┏━━

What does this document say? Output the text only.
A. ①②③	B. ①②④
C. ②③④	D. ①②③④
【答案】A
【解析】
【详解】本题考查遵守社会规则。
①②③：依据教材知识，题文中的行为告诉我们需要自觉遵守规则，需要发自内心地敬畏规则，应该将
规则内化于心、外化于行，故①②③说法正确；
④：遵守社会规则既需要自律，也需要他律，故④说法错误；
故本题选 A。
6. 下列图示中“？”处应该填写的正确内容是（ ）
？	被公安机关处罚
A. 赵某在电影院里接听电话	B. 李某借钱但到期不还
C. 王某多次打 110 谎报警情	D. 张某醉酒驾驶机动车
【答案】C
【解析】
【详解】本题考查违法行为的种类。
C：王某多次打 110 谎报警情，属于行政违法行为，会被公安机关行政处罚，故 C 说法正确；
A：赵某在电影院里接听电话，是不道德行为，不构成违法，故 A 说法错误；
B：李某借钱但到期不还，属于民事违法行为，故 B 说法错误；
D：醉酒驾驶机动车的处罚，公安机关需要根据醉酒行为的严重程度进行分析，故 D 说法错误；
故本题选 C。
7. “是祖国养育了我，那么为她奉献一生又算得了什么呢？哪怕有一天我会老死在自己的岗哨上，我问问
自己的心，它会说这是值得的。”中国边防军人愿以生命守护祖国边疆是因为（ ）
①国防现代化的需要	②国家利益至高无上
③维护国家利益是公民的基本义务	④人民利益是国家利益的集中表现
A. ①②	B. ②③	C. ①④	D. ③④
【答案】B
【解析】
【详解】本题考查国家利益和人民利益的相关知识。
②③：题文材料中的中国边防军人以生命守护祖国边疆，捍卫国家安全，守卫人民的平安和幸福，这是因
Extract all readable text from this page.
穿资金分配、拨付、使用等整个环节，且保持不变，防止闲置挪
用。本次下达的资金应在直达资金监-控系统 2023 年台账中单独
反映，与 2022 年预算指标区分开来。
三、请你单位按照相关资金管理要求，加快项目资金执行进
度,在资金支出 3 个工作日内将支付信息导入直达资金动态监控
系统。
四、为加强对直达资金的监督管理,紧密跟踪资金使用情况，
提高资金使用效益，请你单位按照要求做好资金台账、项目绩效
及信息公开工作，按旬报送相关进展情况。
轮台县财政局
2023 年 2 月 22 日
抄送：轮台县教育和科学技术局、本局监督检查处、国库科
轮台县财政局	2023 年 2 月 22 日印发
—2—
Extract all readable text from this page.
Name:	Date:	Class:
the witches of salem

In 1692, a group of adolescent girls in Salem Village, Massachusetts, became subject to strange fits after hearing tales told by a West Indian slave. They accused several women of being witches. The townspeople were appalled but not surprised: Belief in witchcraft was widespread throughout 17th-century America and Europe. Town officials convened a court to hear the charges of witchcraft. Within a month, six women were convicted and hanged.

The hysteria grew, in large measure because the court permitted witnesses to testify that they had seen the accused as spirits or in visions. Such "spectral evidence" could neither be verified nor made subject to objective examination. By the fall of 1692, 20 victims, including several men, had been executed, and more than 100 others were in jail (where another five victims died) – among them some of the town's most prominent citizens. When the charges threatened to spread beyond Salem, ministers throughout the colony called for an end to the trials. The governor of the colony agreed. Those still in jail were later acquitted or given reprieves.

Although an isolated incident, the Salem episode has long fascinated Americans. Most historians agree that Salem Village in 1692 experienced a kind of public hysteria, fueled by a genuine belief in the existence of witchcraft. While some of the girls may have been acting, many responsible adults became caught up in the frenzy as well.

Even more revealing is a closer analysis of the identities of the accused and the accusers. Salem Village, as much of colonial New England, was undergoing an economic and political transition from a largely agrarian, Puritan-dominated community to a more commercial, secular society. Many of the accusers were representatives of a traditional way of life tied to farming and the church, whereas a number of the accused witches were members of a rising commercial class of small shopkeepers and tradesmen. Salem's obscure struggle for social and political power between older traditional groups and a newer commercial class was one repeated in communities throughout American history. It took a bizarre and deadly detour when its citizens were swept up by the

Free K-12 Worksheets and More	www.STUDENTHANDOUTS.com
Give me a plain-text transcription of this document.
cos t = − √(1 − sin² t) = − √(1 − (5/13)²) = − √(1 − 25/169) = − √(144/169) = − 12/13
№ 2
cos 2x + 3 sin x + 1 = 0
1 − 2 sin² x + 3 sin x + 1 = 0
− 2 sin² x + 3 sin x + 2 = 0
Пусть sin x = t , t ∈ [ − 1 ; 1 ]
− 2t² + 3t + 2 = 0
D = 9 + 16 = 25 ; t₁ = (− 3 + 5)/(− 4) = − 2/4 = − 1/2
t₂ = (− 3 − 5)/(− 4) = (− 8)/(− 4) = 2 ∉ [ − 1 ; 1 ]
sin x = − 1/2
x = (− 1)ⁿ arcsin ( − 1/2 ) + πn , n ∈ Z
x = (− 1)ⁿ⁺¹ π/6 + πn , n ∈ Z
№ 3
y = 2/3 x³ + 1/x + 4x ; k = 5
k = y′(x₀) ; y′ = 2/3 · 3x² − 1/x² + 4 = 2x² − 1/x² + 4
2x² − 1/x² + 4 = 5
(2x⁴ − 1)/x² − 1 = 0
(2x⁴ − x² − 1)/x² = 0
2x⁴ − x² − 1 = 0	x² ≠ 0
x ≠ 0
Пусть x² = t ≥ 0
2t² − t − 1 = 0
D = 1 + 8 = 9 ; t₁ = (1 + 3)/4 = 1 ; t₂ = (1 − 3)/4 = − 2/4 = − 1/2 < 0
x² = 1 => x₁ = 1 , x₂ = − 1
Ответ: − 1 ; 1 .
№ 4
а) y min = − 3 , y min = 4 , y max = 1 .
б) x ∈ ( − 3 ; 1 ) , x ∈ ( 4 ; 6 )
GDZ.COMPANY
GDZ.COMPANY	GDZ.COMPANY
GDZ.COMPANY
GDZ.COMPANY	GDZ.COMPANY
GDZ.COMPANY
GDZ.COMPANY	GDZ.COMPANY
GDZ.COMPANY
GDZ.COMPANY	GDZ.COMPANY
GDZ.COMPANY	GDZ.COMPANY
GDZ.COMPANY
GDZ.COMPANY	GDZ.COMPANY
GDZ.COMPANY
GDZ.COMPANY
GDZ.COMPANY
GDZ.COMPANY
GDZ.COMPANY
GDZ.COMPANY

┗━━

### [Exercise directions]
Repeat the preceding lines exactly, please, every one of them.

### [Reply]
What does this document say? Output the text only.
A. ①②③	B. ①②④
C. ②③④	D. ①②③④
【答案】A
【解析】
【详解】本题考查遵守社会规则。
①②③：依据教材知识，题文中的行为告诉我们需要自觉遵守规则，需要发自内心地敬畏规则，应该将
规则内化于心、外化于行，故①②③说法正确；
④：遵守社会规则既需要自律，也需要他律，故④说法错误；
故本题选 A。
6. 下列图示中“？”处应该填写的正确内容是（ ）
？	被公安机关处罚
A. 赵某在电影院里接听电话	B. 李某借钱但到期不还
C. 王某多次打 110 谎报警情	D. 张某醉酒驾驶机动车
【答案】C
【解析】
【详解】本题考查违法行为的种类。
C：王某多次打 110 谎报警情，属于行政违法行为，会被公安机关行政处罚，故 C 说法正确；
A：赵某在电影院里接听电话，是不道德行为，不构成违法，故 A 说法错误；
B：李某借钱但到期不还，属于民事违法行为，故 B 说法错误；
D：醉酒驾驶机动车的处罚，公安机关需要根据醉酒行为的严重程度进行分析，故 D 说法错误；
故本题选 C。
7. “是祖国养育了我，那么为她奉献一生又算得了什么呢？哪怕有一天我会老死在自己的岗哨上，我问问
自己的心，它会说这是值得的。”中国边防军人愿以生命守护祖国边疆是因为（ ）
①国防现代化的需要	②国家利益至高无上
③维护国家利益是公民的基本义务	④人民利益是国家利益的集中表现
A. ①②	B. ②③	C. ①④	D. ③④
【答案】B
【解析】
【详解】本题考查国家利益和人民利益的相关知识。
②③：题文材料中的中国边防军人以生命守护祖国边疆，捍卫国家安全，守卫人民的平安和幸福，这是因
Extract all readable text from this page.
穿资金分配、拨付、使用等整个环节，且保持不变，防止闲置挪
用。本次下达的资金应在直达资金监-控系统 2023 年台账中单独
反映，与 2022 年预算指标区分开来。
三、请你单位按照相关资金管理要求，加快项目资金执行进
度,在资金支出 3 个工作日内将支付信息导入直达资金动态监控
系统。
四、为加强对直达资金的监督管理,紧密跟踪资金使用情况，
提高资金使用效益，请你单位按照要求做好资金台账、项目绩效
及信息公开工作，按旬报送相关进展情况。
轮台县财政局
2023 年 2 月 22 日
抄送：轮台县教育和科学技术局、本局监督检查处、国库科
轮台县财政局	2023 年 2 月 22 日印发
—2—
Extract all readable text from this page.
Name:	Date:	Class:
the witches of salem

In 1692, a group of adolescent girls in Salem Village, Massachusetts, became subject to strange fits after hearing tales told by a West Indian slave. They accused several women of being witches. The townspeople were appalled but not surprised: Belief in witchcraft was widespread throughout 17th-century America and Europe. Town officials convened a court to hear the charges of witchcraft. Within a month, six women were convicted and hanged.

The hysteria grew, in large measure because the court permitted witnesses to testify that they had seen the accused as spirits or in visions. Such "spectral evidence" could neither be verified nor made subject to objective examination. By the fall of 1692, 20 victims, including several men, had been executed, and more than 100 others were in jail (where another five victims died) – among them some of the town's most prominent citizens. When the charges threatened to spread beyond Salem, ministers throughout the colony called for an end to the trials. The governor of the colony agreed. Those still in jail were later acquitted or given reprieves.

Although an isolated incident, the Salem episode has long fascinated Americans. Most historians agree that Salem Village in 1692 experienced a kind of public hysteria, fueled by a genuine belief in the existence of witchcraft. While some of the girls may have been acting, many responsible adults became caught up in the frenzy as well.

Even more revealing is a closer analysis of the identities of the accused and the accusers. Salem Village, as much of colonial New England, was undergoing an economic and political transition from a largely agrarian, Puritan-dominated community to a more commercial, secular society. Many of the accusers were representatives of a traditional way of life tied to farming and the church, whereas a number of the accused witches were members of a rising commercial class of small shopkeepers and tradesmen. Salem's obscure struggle for social and political power between older traditional groups and a newer commercial class was one repeated in communities throughout American history. It took a bizarre and deadly detour when its citizens were swept up by the

Free K-12 Worksheets and More	www.STUDENTHANDOUTS.com
Give me a plain-text transcription of this document.
cos t = − √(1 − sin² t) = − √(1 − (5/13)²) = − √(1 − 25/169) = − √(144/169) = − 12/13
№ 2
cos 2x + 3 sin x + 1 = 0
1 − 2 sin² x + 3 sin x + 1 = 0
− 2 sin² x + 3 sin x + 2 = 0
Пусть sin x = t , t ∈ [ − 1 ; 1 ]
− 2t² + 3t + 2 = 0
D = 9 + 16 = 25 ; t₁ = (− 3 + 5)/(− 4) = − 2/4 = − 1/2
t₂ = (− 3 − 5)/(− 4) = (− 8)/(− 4) = 2 ∉ [ − 1 ; 1 ]
sin x = − 1/2
x = (− 1)ⁿ arcsin ( − 1/2 ) + πn , n ∈ Z
x = (− 1)ⁿ⁺¹ π/6 + πn , n ∈ Z
№ 3
y = 2/3 x³ + 1/x + 4x ; k = 5
k = y′(x₀) ; y′ = 2/3 · 3x² − 1/x² + 4 = 2x² − 1/x² + 4
2x² − 1/x² + 4 = 5
(2x⁴ − 1)/x² − 1 = 0
(2x⁴ − x² − 1)/x² = 0
2x⁴ − x² − 1 = 0	x² ≠ 0
x ≠ 0
Пусть x² = t ≥ 0
2t² − t − 1 = 0
D = 1 + 8 = 9 ; t₁ = (1 + 3)/4 = 1 ; t₂ = (1 − 3)/4 = − 2/4 = − 1/2 < 0
x² = 1 => x₁ = 1 , x₂ = − 1
Ответ: − 1 ; 1 .
№ 4
а) y min = − 3 , y min = 4 , y max = 1 .
б) x ∈ ( − 3 ; 1 ) , x ∈ ( 4 ; 6 )
GDZ.COMPANY
GDZ.COMPANY	GDZ.COMPANY
GDZ.COMPANY
GDZ.COMPANY	GDZ.COMPANY
GDZ.COMPANY
GDZ.COMPANY	GDZ.COMPANY
GDZ.COMPANY
GDZ.COMPANY	GDZ.COMPANY
GDZ.COMPANY	GDZ.COMPANY
GDZ.COMPANY
GDZ.COMPANY	GDZ.COMPANY
GDZ.COMPANY
GDZ.COMPANY
GDZ.COMPANY
GDZ.COMPANY
GDZ.COMPANY
GDZ.COMPANY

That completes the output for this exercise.